Text:

○ ○ ○ ○ ○

The two treks, honestly described

Yamunotri’s ~6 km trail is short but relentlessly steep; two to three hours up at a gentle pace. Kedarnath’s ~16 km from Gaurikund is a six-to-nine-hour climb gaining well over 1,500 m; most pilgrims sleep at Kedarnath and descend the next morning. Ponies, dolis, and porters are licensed at fixed rates at both trailheads, and the paths have railings, sheds, and food stalls throughout. Start at first light: afternoon weather turns fast in these valleys.

Registration, permits and bookings

Yatra registration on the Uttarakhand government portal is compulsory for all four dhams and costs nothing; carry the QR letter on your phone plus the ID you registered with. Kedarnath helicopter seats sell out within days of the booking window opening on IRCTC HeliYatra, so set a reminder for mid-April. Hotels at Barkot, Uttarkashi, and Guptkashi fill early in May-June; the Badrinath side has more capacity.

○ ○ ○ ○ ○

Information:

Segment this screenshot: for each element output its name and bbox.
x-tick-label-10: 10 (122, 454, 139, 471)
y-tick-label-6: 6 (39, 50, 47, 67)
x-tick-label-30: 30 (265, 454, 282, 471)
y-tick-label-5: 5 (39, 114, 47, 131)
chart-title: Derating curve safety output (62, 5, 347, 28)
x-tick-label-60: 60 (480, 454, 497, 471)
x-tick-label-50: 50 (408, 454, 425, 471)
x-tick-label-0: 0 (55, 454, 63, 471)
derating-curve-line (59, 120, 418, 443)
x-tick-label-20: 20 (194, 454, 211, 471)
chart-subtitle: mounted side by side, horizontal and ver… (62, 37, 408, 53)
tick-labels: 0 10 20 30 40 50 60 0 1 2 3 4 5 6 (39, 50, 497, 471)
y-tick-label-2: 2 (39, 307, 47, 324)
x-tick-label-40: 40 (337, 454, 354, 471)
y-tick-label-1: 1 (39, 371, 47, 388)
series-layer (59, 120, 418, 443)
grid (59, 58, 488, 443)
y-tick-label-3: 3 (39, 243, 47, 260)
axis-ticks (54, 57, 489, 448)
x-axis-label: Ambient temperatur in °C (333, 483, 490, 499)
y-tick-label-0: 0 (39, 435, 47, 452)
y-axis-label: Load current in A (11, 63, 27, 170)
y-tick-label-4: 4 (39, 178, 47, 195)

○ ○ ○ ○ ○

Things to do:
1/ Summarize the trek and registration text in two sentences.
2/ Answer these questions from the trek and registration text:
(a) How long does the Yamunotri climb take at a gentle pace?
(b) Where do most pilgrims on the Kedarnath trek spend the night?
(c) What should be carried along with the QR letter?
The entries are separate material from the trek and registration text.

Responses to the exercise:
1/ The Yamunotri trail is about 6 km and steep, while the roughly 16 km Kedarnath climb from Gaurikund takes six to nine hours, and both trailheads have ponies, dolis, and porters at fixed rates. Free yatra registration on the Uttarakhand government portal is compulsory for all four dhams, Kedarnath helicopter seats on IRCTC HeliYatra sell out within days, and hotels at Barkot, Uttarkashi, and Guptkashi fill early in May-June.

2/
(a) Two to three hours.
(b) At Kedarnath.
(c) The ID used for registration.